WHAT TO DO: Filter the records below down to lines containing "type".

---- SUPPLIED ENTRIES

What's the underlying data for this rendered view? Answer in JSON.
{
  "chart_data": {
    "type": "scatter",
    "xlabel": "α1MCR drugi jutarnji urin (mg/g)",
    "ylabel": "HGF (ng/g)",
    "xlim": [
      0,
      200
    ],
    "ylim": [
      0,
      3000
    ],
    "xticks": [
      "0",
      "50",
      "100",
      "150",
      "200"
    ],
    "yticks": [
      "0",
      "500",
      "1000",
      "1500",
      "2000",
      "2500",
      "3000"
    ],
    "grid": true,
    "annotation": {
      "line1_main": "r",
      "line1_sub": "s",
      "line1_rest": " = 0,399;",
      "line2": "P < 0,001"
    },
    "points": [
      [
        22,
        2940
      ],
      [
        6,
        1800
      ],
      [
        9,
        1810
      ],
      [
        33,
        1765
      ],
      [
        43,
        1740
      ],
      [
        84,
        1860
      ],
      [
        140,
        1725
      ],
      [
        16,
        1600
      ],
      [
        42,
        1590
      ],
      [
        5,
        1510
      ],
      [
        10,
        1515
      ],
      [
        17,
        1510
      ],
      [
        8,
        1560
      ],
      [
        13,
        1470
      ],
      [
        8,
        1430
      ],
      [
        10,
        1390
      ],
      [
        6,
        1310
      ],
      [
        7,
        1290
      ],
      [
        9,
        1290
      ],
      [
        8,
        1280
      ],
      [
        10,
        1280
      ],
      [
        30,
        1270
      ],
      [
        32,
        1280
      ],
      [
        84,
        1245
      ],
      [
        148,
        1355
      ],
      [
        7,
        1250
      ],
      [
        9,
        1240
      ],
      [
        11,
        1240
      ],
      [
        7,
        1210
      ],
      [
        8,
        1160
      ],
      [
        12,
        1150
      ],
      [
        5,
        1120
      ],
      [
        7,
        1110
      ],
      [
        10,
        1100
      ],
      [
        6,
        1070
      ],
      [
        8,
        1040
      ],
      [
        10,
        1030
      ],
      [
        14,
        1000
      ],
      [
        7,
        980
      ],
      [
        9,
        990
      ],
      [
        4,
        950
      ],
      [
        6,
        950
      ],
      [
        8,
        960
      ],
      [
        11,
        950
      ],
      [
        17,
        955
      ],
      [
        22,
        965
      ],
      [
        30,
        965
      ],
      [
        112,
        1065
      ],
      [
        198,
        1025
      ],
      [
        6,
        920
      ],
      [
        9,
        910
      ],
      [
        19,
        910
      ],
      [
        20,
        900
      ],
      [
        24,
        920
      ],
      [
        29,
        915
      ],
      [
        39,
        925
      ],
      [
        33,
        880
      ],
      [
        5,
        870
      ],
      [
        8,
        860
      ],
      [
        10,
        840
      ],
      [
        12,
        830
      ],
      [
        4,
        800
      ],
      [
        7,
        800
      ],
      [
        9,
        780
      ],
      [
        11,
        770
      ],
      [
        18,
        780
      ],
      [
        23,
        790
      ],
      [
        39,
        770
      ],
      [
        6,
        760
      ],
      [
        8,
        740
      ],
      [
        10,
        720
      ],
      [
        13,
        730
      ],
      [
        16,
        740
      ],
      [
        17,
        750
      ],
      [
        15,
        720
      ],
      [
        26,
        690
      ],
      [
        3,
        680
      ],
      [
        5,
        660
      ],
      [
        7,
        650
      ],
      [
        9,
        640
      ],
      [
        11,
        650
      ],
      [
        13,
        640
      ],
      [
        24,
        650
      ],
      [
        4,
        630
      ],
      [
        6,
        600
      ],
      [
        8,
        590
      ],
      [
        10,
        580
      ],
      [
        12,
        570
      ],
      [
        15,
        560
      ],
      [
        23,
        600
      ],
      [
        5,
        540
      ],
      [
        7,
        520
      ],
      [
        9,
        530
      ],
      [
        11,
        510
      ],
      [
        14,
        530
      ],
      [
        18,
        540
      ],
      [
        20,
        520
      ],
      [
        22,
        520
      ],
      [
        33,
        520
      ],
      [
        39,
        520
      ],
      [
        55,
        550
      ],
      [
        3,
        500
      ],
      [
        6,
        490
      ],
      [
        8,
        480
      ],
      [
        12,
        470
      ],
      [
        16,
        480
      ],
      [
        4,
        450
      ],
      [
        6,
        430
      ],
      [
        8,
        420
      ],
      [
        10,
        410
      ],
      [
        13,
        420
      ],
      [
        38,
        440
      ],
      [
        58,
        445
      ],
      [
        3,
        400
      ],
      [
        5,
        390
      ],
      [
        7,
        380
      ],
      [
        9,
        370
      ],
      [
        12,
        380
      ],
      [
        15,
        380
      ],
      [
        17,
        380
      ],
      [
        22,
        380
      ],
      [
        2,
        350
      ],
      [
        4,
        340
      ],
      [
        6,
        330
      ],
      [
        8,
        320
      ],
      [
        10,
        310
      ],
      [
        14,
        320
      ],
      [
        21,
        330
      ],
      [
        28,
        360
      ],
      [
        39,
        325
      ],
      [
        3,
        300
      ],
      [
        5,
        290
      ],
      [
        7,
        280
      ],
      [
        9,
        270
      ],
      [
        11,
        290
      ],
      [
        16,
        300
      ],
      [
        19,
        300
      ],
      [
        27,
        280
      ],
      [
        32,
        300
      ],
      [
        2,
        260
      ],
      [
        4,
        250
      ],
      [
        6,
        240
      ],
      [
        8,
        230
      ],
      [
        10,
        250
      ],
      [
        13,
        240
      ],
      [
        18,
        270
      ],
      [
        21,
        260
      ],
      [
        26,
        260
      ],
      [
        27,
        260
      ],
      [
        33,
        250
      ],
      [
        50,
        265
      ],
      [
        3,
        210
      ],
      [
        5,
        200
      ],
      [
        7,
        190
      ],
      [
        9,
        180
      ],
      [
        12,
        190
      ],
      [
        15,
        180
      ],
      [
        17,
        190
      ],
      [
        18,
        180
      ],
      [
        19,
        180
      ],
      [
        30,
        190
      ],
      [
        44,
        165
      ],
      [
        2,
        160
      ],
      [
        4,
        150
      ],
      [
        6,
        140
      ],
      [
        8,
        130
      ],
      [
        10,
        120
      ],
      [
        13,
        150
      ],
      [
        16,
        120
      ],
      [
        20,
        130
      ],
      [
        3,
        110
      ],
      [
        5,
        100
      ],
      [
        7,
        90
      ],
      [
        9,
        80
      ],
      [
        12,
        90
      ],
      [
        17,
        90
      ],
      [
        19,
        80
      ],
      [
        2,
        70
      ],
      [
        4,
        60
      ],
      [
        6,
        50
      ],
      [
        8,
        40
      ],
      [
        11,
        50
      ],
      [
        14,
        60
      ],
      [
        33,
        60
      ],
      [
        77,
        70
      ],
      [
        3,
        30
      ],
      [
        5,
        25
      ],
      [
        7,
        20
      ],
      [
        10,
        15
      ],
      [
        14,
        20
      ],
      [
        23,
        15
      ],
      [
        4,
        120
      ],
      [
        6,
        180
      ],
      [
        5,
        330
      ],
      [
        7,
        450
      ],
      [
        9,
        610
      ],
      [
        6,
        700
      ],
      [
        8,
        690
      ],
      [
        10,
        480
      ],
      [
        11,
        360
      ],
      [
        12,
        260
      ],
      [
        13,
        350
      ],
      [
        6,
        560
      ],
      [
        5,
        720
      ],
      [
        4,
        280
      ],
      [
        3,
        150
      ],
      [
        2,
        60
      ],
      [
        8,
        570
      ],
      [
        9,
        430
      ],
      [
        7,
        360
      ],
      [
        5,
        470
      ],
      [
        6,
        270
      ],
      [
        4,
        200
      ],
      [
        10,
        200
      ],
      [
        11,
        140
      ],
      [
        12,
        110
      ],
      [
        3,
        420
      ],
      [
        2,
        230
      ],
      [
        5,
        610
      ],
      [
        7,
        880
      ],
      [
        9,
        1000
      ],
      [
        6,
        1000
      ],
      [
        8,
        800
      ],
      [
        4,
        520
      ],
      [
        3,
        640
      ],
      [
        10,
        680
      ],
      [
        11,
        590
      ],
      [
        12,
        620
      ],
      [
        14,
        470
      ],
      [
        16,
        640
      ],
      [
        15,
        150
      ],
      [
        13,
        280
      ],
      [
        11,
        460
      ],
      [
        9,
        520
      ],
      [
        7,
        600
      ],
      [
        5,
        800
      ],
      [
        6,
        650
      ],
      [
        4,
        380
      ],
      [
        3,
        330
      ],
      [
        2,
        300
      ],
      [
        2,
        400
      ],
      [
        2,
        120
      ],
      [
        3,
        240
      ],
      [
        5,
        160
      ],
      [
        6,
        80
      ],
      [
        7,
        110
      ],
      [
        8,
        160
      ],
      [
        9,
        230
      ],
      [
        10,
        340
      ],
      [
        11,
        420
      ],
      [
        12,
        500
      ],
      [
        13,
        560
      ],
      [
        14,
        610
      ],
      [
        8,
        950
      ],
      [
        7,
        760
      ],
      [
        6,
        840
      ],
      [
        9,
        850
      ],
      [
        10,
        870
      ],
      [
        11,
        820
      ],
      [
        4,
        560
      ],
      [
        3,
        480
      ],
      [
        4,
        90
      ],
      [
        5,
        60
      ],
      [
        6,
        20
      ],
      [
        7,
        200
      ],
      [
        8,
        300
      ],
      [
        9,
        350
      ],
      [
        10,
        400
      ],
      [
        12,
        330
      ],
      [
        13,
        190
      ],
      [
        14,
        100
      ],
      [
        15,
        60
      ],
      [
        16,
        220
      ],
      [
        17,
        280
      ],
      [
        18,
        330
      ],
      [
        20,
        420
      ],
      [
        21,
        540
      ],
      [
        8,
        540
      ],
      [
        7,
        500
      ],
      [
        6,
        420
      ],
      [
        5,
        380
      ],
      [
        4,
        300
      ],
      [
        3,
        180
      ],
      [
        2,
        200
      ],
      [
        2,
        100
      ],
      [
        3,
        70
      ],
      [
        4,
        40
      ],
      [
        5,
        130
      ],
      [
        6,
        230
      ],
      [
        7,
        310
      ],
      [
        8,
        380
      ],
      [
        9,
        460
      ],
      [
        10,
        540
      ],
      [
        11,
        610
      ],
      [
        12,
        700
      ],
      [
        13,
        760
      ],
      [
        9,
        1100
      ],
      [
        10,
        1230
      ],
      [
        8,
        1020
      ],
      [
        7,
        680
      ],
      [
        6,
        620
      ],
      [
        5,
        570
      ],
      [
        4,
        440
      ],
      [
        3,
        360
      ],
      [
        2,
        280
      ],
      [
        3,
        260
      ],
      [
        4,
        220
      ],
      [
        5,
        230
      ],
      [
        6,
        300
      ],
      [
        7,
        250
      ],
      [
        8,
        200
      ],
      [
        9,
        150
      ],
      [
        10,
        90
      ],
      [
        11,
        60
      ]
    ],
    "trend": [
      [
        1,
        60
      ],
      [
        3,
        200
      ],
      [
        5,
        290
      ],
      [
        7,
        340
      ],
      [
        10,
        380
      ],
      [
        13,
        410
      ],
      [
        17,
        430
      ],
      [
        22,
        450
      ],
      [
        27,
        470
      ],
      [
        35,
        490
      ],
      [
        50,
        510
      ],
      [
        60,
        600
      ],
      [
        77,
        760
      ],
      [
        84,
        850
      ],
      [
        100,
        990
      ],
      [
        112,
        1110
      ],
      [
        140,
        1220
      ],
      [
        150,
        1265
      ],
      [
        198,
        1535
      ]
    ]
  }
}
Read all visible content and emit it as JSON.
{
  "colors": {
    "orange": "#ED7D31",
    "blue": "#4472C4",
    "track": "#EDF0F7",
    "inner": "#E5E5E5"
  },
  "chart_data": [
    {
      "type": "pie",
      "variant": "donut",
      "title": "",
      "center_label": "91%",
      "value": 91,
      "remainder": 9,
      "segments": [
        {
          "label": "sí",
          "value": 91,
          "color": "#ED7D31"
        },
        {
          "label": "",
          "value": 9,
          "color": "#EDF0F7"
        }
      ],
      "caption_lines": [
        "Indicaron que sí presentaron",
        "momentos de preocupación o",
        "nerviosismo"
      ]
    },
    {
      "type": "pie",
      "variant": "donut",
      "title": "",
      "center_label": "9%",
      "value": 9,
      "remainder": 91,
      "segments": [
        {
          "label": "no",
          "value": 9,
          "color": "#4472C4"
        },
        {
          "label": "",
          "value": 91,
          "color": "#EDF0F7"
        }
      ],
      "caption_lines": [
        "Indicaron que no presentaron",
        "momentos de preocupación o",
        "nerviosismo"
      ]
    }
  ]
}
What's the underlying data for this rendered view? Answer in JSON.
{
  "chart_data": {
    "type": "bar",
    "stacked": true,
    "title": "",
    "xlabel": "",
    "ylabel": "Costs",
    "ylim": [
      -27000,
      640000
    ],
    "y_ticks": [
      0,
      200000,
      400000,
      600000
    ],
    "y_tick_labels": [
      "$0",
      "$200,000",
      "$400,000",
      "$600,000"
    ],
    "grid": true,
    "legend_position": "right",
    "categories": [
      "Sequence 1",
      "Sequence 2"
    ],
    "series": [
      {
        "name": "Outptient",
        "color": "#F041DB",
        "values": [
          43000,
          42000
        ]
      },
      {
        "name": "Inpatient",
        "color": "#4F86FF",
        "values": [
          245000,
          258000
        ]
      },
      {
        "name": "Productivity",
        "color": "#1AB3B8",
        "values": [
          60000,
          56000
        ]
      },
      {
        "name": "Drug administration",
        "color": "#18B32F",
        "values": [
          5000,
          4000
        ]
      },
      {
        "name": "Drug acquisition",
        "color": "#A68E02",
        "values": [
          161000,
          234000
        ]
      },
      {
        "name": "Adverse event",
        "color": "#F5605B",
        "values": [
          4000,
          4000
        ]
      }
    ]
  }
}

--------

FULL ANSWER:
    "type": "scatter",
      "type": "pie",
      "type": "pie",
    "type": "bar",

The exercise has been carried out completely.